* **TO BE DONE**:
Please retype the records below exactly, leaving out any pictures.
━━━ DATASET ROWS
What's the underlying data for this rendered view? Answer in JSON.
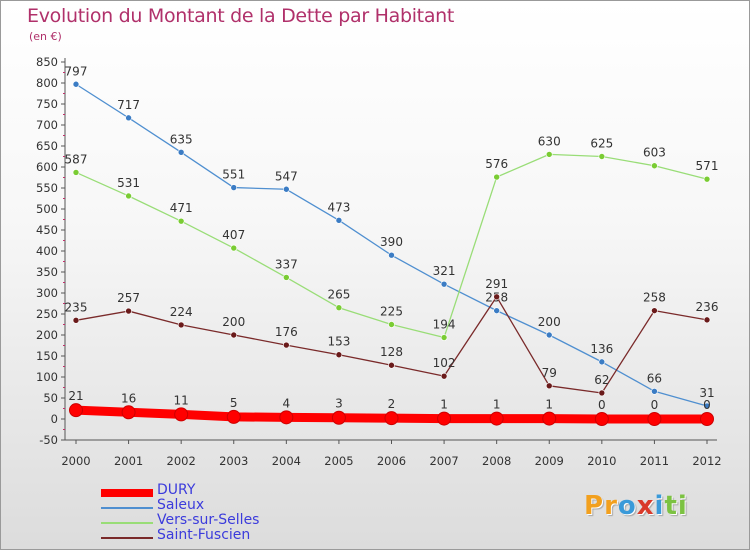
{
  "header": {
    "title": "Evolution du Montant de la Dette par Habitant",
    "unit": "(en €)"
  },
  "colors": {
    "title": "#b0306a",
    "axis": "#555555",
    "legend_text": "#3b3bdc",
    "grid_ticks": "#c0306a"
  },
  "chart_data": {
    "type": "line",
    "title": "Evolution du Montant de la Dette par Habitant",
    "subtitle": "(en €)",
    "xlabel": "",
    "ylabel": "",
    "x": [
      "2000",
      "2001",
      "2002",
      "2003",
      "2004",
      "2005",
      "2006",
      "2007",
      "2008",
      "2009",
      "2010",
      "2011",
      "2012"
    ],
    "ylim": [
      -50,
      850
    ],
    "yticks": [
      -50,
      0,
      50,
      100,
      150,
      200,
      250,
      300,
      350,
      400,
      450,
      500,
      550,
      600,
      650,
      700,
      750,
      800,
      850
    ],
    "grid": false,
    "legend_position": "bottom-left",
    "series": [
      {
        "name": "DURY",
        "color": "#ff0000",
        "bold": true,
        "values": [
          21,
          16,
          11,
          5,
          4,
          3,
          2,
          1,
          1,
          1,
          0,
          0,
          0
        ]
      },
      {
        "name": "Saleux",
        "color": "#4f8fd0",
        "point_color": "#3b7cc4",
        "values": [
          797,
          717,
          635,
          551,
          547,
          473,
          390,
          321,
          258,
          200,
          136,
          66,
          31
        ]
      },
      {
        "name": "Vers-sur-Selles",
        "color": "#99dd77",
        "point_color": "#7acc33",
        "values": [
          587,
          531,
          471,
          407,
          337,
          265,
          225,
          194,
          576,
          630,
          625,
          603,
          571
        ]
      },
      {
        "name": "Saint-Fuscien",
        "color": "#7a2a2a",
        "point_color": "#6a1a1a",
        "values": [
          235,
          257,
          224,
          200,
          176,
          153,
          128,
          102,
          291,
          79,
          62,
          258,
          236
        ]
      }
    ]
  },
  "legend": {
    "items": [
      {
        "label": "DURY",
        "color": "#ff0000"
      },
      {
        "label": "Saleux",
        "color": "#4f8fd0"
      },
      {
        "label": "Vers-sur-Selles",
        "color": "#99dd77"
      },
      {
        "label": "Saint-Fuscien",
        "color": "#7a2a2a"
      }
    ]
  },
  "logo": {
    "text": "Proxiti",
    "letters": [
      {
        "ch": "P",
        "color": "#f2a01e"
      },
      {
        "ch": "r",
        "color": "#f2a01e"
      },
      {
        "ch": "o",
        "color": "#3a9ad9"
      },
      {
        "ch": "x",
        "color": "#d93a2a"
      },
      {
        "ch": "i",
        "color": "#3a9ad9"
      },
      {
        "ch": "t",
        "color": "#7cc242"
      },
      {
        "ch": "i",
        "color": "#7cc242"
      }
    ]
  }
}
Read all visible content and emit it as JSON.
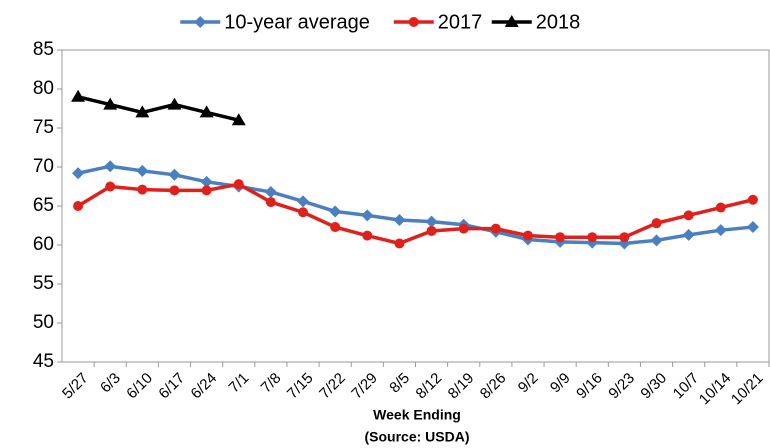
{
  "chart_data": {
    "type": "line",
    "categories": [
      "5/27",
      "6/3",
      "6/10",
      "6/17",
      "6/24",
      "7/1",
      "7/8",
      "7/15",
      "7/22",
      "7/29",
      "8/5",
      "8/12",
      "8/19",
      "8/26",
      "9/2",
      "9/9",
      "9/16",
      "9/23",
      "9/30",
      "10/7",
      "10/14",
      "10/21"
    ],
    "series": [
      {
        "name": "10-year average",
        "color": "#4a7fc1",
        "marker": "diamond",
        "values": [
          69.2,
          70.1,
          69.5,
          69.0,
          68.1,
          67.5,
          66.8,
          65.6,
          64.3,
          63.8,
          63.2,
          63.0,
          62.6,
          61.7,
          60.7,
          60.4,
          60.3,
          60.2,
          60.6,
          61.3,
          61.9,
          62.3
        ]
      },
      {
        "name": "2017",
        "color": "#e0201b",
        "marker": "circle",
        "values": [
          65.0,
          67.5,
          67.1,
          67.0,
          67.0,
          67.8,
          65.5,
          64.2,
          62.3,
          61.2,
          60.2,
          61.8,
          62.1,
          62.1,
          61.2,
          61.0,
          61.0,
          61.0,
          62.8,
          63.8,
          64.8,
          65.8
        ]
      },
      {
        "name": "2018",
        "color": "#000000",
        "marker": "triangle",
        "values": [
          79,
          78,
          77,
          78,
          77,
          76,
          null,
          null,
          null,
          null,
          null,
          null,
          null,
          null,
          null,
          null,
          null,
          null,
          null,
          null,
          null,
          null
        ]
      }
    ],
    "ylim": [
      45,
      85
    ],
    "yticks": [
      45,
      50,
      55,
      60,
      65,
      70,
      75,
      80,
      85
    ],
    "x_label": "Week Ending",
    "source": "(Source: USDA)",
    "grid": false,
    "legend": "top"
  }
}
━━━━━━
* **TASK SOLUTION**:
What's the underlying data for this rendered view? Answer in JSON.
{
  "header": {
    "title": "Evolution du Montant de la Dette par Habitant",
    "unit": "(en €)"
  },
  "colors": {
    "title": "#b0306a",
    "axis": "#555555",
    "legend_text": "#3b3bdc",
    "grid_ticks": "#c0306a"
  },
  "chart_data": {
    "type": "line",
    "title": "Evolution du Montant de la Dette par Habitant",
    "subtitle": "(en €)",
    "xlabel": "",
    "ylabel": "",
    "x": [
      "2000",
      "2001",
      "2002",
      "2003",
      "2004",
      "2005",
      "2006",
      "2007",
      "2008",
      "2009",
      "2010",
      "2011",
      "2012"
    ],
    "ylim": [
      -50,
      850
    ],
    "yticks": [
      -50,
      0,
      50,
      100,
      150,
      200,
      250,
      300,
      350,
      400,
      450,
      500,
      550,
      600,
      650,
      700,
      750,
      800,
      850
    ],
    "grid": false,
    "legend_position": "bottom-left",
    "series": [
      {
        "name": "DURY",
        "color": "#ff0000",
        "bold": true,
        "values": [
          21,
          16,
          11,
          5,
          4,
          3,
          2,
          1,
          1,
          1,
          0,
          0,
          0
        ]
      },
      {
        "name": "Saleux",
        "color": "#4f8fd0",
        "point_color": "#3b7cc4",
        "values": [
          797,
          717,
          635,
          551,
          547,
          473,
          390,
          321,
          258,
          200,
          136,
          66,
          31
        ]
      },
      {
        "name": "Vers-sur-Selles",
        "color": "#99dd77",
        "point_color": "#7acc33",
        "values": [
          587,
          531,
          471,
          407,
          337,
          265,
          225,
          194,
          576,
          630,
          625,
          603,
          571
        ]
      },
      {
        "name": "Saint-Fuscien",
        "color": "#7a2a2a",
        "point_color": "#6a1a1a",
        "values": [
          235,
          257,
          224,
          200,
          176,
          153,
          128,
          102,
          291,
          79,
          62,
          258,
          236
        ]
      }
    ]
  },
  "legend": {
    "items": [
      {
        "label": "DURY",
        "color": "#ff0000"
      },
      {
        "label": "Saleux",
        "color": "#4f8fd0"
      },
      {
        "label": "Vers-sur-Selles",
        "color": "#99dd77"
      },
      {
        "label": "Saint-Fuscien",
        "color": "#7a2a2a"
      }
    ]
  },
  "logo": {
    "text": "Proxiti",
    "letters": [
      {
        "ch": "P",
        "color": "#f2a01e"
      },
      {
        "ch": "r",
        "color": "#f2a01e"
      },
      {
        "ch": "o",
        "color": "#3a9ad9"
      },
      {
        "ch": "x",
        "color": "#d93a2a"
      },
      {
        "ch": "i",
        "color": "#3a9ad9"
      },
      {
        "ch": "t",
        "color": "#7cc242"
      },
      {
        "ch": "i",
        "color": "#7cc242"
      }
    ]
  }
}
Read all visible content and emit it as JSON.
{
  "chart_data": {
    "type": "line",
    "categories": [
      "5/27",
      "6/3",
      "6/10",
      "6/17",
      "6/24",
      "7/1",
      "7/8",
      "7/15",
      "7/22",
      "7/29",
      "8/5",
      "8/12",
      "8/19",
      "8/26",
      "9/2",
      "9/9",
      "9/16",
      "9/23",
      "9/30",
      "10/7",
      "10/14",
      "10/21"
    ],
    "series": [
      {
        "name": "10-year average",
        "color": "#4a7fc1",
        "marker": "diamond",
        "values": [
          69.2,
          70.1,
          69.5,
          69.0,
          68.1,
          67.5,
          66.8,
          65.6,
          64.3,
          63.8,
          63.2,
          63.0,
          62.6,
          61.7,
          60.7,
          60.4,
          60.3,
          60.2,
          60.6,
          61.3,
          61.9,
          62.3
        ]
      },
      {
        "name": "2017",
        "color": "#e0201b",
        "marker": "circle",
        "values": [
          65.0,
          67.5,
          67.1,
          67.0,
          67.0,
          67.8,
          65.5,
          64.2,
          62.3,
          61.2,
          60.2,
          61.8,
          62.1,
          62.1,
          61.2,
          61.0,
          61.0,
          61.0,
          62.8,
          63.8,
          64.8,
          65.8
        ]
      },
      {
        "name": "2018",
        "color": "#000000",
        "marker": "triangle",
        "values": [
          79,
          78,
          77,
          78,
          77,
          76,
          null,
          null,
          null,
          null,
          null,
          null,
          null,
          null,
          null,
          null,
          null,
          null,
          null,
          null,
          null,
          null
        ]
      }
    ],
    "ylim": [
      45,
      85
    ],
    "yticks": [
      45,
      50,
      55,
      60,
      65,
      70,
      75,
      80,
      85
    ],
    "x_label": "Week Ending",
    "source": "(Source: USDA)",
    "grid": false,
    "legend": "top"
  }
}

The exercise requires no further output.